**Page**.
%%

A primary source is a source that you are analyzing as the writer. In other words, there is no mediary between you and the text; you are the one doing the analysis.
Some examples of primary sources:
A secondary source , then, is a source that has also done analysis of the same (or a similar) topic. You will then use this source to discuss how it relates to your argument about the primary source. A secondary source is a mediary between you and the primary source. Secondary sources can also help your credibility as a writer; when you use them in your writing, it shows that you have done research on the topic, and can enter into the conversation on the topic with other writers.
Some examples of secondary sources:
Summary: When and How Do I Use It?
One of the important distinctions to make when coming to terms with a text is knowing when to summarize it, when to paraphrase it, and when to quote it. Here’s what Joseph Harris, author of the textbook Rewriting: How to Do Things with Texts , has to say:
“Summarize when what you have to say about a text is routine and quote when it is more contentious” (21).
In other words, quote when you need to rely on the voice of the writer, when you need the language of the text to help you make a point. Otherwise, try to use paraphrase or summary, so that your ideas are still the main focus.
Summarizing a text can distract your reader from your argument, especially if you rely on lengthy summaries to capture a source in a nutshell. However, it can also prove an effective rhetorical tool: you just need to know when to use it.
You can use summary in the following ways:
- When the source offers important background about your ideas
- When you need to provide your readers with an overview of a source’s entire argument before analyzing certain ideas from it
- When the source either supports your thesis, or when it offers a position you want to argue against or analyze more in-depth
Here is a sample summary. What do you notice about it?
Ryuko Kubota argues in “Ideologies of English in Japan” that the debate over English’s place in the Japanese language disappeared with the militaristic rule of the 1930s and 1940s, when Japan rejected and/or suppressed the learning of English and other languages in favor of heavy nationalism. However, he adds that the debate returned during America’s occupation of Japan and has periodically been a topic for debate since. Japanese politicians have always seen English as an important tool for Japan’s success as an industrial nation on a global scale. However, instead of molding itself to the English of the Western world, Japan has integrated English to fit its ideologies, to serve its own needs; indeed, to become part of the Japanese language.

%%

**Goal 1**.
According to the text on primary and secondary sources, in what situations can summary be used? List each one.
**Goal 2**.
In the records, rewrite the lines as a numbered list, starting at the line that contains "- message-bubble[interactable]: có" and ending at the line that contains "- sender-name: Hải".

**Dataset content**.
%%

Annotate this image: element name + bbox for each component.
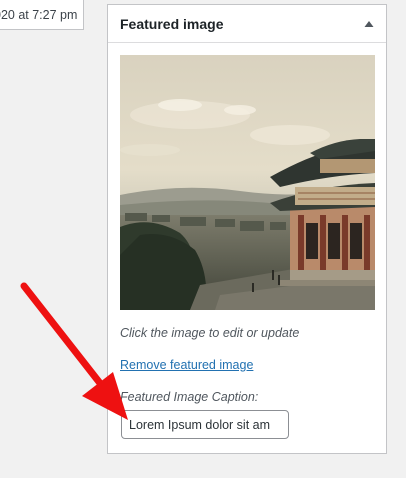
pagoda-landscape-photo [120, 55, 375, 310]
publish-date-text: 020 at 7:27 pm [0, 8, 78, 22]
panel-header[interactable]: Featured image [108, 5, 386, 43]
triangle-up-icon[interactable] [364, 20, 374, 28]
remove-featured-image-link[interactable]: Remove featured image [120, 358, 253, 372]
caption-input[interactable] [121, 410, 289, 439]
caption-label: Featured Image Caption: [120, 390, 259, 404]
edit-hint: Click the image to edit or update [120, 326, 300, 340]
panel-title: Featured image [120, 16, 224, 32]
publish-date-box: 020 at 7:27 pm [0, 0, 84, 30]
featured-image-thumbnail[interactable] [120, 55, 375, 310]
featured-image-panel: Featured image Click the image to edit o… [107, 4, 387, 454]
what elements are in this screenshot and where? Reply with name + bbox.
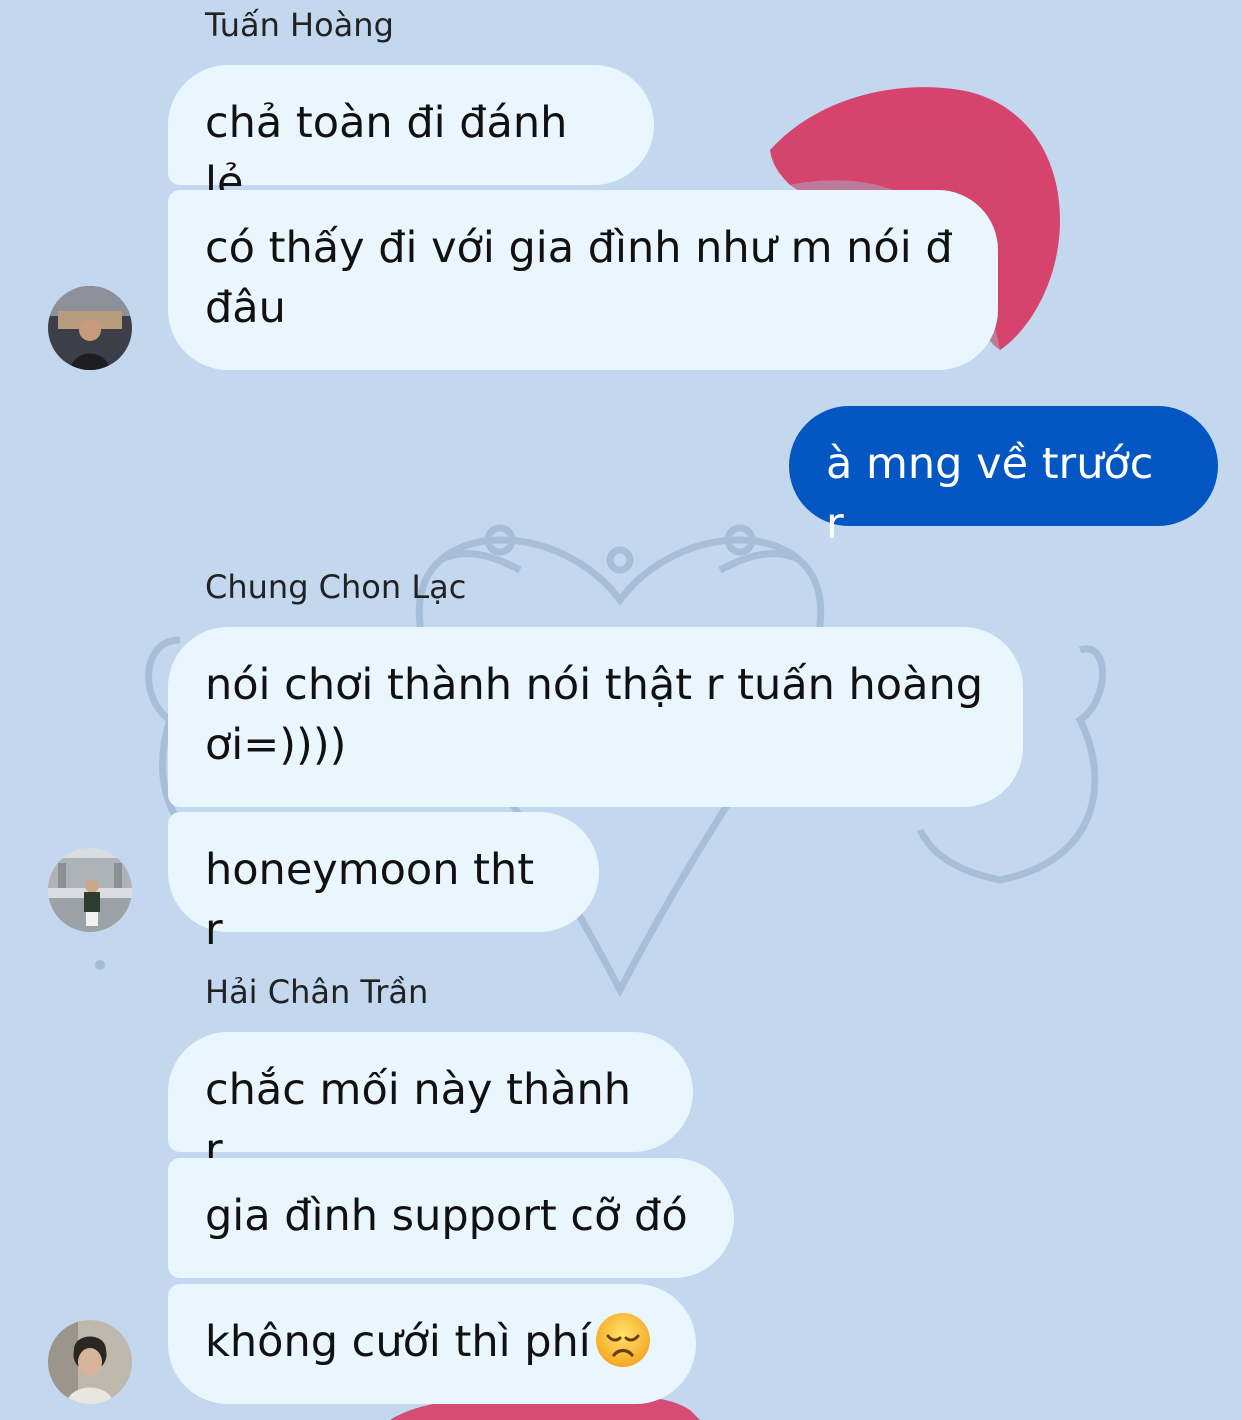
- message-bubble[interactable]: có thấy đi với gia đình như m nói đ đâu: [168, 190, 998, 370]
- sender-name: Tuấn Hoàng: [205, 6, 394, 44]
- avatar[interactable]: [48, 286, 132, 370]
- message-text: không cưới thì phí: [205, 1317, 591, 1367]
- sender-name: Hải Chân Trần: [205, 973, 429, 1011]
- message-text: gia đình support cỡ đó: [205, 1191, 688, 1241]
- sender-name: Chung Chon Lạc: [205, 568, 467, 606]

%%

**Full answer 1**.
- When the source offers important background about your ideas
- When you need to provide your readers with an overview of a source's entire argument before analyzing certain ideas from it
- When the source either supports your thesis, or when it offers a position you want to argue against or analyze more in-depth

**Full answer 2**.
1. - message-bubble[interactable]: có thấy đi với gia đình như m nói đ đâu: [168, 190, 998, 370]
2. - sender-name: Tuấn Hoàng: [205, 6, 394, 44]
3. - avatar[interactable]: [48, 286, 132, 370]
4. - message-text: không cưới thì phí: [205, 1317, 591, 1367]
5. - sender-name: Hải Chân Trần: [205, 973, 429, 1011]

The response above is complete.